• Task details: From the listing below, extract each line containing the string "bottom".
**** Data supplied ****
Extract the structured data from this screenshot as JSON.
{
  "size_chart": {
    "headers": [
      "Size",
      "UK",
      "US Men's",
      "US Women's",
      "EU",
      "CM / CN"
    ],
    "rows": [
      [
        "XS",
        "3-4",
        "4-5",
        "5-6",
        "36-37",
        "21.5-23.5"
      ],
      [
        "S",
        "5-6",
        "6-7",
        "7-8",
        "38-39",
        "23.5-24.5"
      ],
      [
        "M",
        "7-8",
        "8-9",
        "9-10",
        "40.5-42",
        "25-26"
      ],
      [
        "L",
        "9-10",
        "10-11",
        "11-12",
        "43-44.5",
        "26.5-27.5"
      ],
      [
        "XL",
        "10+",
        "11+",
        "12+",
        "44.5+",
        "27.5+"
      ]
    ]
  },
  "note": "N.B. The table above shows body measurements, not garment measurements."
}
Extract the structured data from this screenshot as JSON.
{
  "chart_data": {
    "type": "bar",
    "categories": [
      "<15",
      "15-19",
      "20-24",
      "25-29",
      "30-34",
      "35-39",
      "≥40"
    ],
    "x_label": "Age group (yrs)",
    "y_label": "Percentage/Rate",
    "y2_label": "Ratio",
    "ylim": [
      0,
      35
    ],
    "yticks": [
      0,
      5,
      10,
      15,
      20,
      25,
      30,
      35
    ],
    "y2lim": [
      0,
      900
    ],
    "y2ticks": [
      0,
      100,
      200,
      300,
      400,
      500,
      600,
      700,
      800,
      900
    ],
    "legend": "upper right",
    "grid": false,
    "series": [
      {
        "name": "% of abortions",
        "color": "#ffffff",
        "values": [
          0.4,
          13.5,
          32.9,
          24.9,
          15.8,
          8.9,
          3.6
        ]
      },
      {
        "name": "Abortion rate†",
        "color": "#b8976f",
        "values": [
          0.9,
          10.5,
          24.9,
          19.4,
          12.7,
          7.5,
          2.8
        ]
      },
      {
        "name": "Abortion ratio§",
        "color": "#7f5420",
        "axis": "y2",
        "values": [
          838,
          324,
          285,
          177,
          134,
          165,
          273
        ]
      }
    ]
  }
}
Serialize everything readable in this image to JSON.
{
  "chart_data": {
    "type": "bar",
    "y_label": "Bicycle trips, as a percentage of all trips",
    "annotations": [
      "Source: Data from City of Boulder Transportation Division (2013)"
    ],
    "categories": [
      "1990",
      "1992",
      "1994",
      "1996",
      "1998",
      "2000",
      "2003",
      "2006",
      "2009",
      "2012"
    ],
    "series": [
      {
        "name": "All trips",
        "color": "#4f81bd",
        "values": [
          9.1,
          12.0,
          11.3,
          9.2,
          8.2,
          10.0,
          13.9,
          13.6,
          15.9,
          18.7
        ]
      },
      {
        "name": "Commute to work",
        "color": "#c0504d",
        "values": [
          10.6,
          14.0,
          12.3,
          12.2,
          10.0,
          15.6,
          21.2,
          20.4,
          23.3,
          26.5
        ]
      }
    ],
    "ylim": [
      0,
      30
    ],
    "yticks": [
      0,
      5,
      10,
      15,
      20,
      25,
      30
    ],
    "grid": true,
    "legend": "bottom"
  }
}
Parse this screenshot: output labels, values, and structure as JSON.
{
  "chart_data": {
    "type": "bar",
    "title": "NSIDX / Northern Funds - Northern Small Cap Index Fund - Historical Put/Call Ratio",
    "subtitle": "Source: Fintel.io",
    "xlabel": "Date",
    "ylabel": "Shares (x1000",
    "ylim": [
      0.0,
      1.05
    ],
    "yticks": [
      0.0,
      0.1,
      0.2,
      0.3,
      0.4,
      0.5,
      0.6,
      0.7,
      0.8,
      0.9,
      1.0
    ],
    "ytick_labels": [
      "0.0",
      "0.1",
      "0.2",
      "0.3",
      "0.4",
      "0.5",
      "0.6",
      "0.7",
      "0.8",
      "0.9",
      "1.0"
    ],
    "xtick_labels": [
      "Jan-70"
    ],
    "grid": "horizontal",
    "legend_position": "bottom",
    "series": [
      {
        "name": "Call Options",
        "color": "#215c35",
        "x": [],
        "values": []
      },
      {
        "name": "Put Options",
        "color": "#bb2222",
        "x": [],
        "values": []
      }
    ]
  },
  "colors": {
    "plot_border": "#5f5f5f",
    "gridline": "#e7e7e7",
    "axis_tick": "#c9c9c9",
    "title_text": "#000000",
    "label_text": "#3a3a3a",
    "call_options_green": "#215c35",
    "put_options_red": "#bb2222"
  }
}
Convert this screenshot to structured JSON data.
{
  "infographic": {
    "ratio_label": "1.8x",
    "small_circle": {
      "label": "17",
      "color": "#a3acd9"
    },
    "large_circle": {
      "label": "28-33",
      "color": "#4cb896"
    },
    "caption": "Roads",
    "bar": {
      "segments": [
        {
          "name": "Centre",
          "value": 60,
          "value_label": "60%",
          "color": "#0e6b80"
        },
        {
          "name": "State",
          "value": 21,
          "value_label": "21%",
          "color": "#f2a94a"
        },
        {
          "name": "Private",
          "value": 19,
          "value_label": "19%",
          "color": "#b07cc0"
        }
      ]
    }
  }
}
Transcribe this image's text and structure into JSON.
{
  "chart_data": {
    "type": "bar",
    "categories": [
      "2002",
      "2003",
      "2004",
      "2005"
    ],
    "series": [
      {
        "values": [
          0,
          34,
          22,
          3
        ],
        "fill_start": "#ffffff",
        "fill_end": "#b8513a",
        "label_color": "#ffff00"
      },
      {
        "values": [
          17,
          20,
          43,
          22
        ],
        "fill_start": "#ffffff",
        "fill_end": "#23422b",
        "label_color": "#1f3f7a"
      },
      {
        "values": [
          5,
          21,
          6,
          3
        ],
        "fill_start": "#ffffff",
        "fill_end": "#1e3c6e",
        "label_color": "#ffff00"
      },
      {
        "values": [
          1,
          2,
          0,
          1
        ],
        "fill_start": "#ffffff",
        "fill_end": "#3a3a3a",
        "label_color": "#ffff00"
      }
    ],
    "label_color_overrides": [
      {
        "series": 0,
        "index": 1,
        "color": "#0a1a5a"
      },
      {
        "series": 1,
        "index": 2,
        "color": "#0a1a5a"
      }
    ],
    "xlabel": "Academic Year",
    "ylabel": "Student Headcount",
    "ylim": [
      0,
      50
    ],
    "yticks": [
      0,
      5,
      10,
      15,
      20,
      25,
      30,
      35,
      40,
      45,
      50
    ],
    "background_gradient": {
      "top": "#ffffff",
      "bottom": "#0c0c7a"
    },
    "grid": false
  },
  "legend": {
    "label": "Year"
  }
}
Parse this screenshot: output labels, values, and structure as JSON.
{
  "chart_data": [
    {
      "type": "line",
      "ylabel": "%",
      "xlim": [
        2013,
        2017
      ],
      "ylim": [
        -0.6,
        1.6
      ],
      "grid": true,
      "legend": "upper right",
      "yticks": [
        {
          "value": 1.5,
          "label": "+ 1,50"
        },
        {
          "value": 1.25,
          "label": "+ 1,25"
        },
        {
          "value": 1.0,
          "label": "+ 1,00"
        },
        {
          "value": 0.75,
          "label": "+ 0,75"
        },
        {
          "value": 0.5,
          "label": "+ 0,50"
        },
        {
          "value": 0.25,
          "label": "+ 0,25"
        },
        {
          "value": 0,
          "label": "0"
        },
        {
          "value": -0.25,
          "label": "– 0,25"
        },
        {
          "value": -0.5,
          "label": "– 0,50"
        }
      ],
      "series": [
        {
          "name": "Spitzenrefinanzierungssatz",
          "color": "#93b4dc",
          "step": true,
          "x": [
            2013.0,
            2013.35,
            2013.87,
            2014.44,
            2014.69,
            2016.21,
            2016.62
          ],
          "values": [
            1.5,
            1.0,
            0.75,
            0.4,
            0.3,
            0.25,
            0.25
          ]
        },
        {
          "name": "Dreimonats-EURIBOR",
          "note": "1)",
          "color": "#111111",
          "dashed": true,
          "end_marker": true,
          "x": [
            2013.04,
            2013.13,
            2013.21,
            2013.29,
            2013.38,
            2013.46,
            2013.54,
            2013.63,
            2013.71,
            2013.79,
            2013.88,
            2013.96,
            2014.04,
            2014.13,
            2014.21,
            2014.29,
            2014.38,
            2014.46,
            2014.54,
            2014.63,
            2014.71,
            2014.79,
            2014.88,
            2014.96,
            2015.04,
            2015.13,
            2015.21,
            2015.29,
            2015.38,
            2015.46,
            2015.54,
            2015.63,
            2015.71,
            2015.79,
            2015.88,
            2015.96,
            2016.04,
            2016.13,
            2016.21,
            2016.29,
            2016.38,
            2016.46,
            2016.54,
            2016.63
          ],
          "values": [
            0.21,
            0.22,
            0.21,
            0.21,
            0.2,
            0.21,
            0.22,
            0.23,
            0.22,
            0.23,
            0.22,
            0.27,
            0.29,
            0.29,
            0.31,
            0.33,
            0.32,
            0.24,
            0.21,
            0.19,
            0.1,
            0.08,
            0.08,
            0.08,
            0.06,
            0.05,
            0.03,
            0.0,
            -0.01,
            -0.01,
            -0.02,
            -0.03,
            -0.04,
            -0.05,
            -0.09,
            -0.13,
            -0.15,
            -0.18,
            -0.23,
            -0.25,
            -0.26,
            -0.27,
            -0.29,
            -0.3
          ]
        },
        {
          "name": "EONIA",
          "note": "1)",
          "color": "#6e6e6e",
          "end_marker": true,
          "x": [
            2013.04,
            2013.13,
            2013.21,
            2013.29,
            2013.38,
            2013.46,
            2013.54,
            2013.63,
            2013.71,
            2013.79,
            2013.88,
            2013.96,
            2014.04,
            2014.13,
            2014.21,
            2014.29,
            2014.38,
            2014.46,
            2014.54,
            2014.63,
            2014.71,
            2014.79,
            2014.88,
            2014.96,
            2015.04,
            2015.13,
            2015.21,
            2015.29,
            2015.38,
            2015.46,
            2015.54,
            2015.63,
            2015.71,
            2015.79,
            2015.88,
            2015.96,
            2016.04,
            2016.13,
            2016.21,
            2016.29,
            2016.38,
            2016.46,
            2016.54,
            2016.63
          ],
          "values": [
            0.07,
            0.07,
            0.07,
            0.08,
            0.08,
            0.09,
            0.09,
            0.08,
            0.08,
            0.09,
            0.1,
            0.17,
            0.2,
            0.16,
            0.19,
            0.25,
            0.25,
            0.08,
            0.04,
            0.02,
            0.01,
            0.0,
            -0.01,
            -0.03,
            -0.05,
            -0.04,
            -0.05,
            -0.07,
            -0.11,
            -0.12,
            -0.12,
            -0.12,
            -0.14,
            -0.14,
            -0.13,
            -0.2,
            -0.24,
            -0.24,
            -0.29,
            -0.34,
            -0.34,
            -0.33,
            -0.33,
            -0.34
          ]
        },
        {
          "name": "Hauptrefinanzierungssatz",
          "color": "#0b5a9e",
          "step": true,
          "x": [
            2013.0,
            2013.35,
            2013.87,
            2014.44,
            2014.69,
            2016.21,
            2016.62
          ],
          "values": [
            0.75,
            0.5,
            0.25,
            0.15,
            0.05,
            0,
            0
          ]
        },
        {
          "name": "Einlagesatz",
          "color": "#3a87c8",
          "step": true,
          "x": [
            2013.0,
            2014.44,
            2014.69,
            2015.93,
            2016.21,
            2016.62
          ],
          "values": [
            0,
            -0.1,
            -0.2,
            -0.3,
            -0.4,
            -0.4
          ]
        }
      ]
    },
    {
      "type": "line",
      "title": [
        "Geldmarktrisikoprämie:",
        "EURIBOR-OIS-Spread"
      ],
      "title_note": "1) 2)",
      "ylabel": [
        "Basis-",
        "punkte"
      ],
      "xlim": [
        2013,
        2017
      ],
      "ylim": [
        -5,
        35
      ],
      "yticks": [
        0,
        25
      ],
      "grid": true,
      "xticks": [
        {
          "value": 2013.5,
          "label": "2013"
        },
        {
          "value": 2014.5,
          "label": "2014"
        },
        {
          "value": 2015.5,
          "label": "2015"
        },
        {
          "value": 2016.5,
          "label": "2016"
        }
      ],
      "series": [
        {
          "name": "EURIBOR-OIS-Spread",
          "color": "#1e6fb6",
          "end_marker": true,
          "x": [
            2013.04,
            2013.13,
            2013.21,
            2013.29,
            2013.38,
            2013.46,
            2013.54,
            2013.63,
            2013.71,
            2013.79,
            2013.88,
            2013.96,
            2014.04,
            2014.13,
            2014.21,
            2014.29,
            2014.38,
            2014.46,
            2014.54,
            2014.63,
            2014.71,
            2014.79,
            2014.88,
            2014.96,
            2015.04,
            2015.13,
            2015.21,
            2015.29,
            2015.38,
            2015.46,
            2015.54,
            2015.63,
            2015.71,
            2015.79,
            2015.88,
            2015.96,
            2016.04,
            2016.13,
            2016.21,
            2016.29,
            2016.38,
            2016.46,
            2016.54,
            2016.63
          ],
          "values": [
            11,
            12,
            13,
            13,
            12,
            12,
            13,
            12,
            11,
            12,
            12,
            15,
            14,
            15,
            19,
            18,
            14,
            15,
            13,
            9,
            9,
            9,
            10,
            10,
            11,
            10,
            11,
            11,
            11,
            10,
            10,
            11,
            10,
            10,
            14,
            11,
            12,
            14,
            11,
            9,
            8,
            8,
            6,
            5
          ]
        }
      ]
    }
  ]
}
****
• Output of the exercise:
    "legend": "bottom"
    "legend_position": "bottom",
      "bottom": "#0c0c7a"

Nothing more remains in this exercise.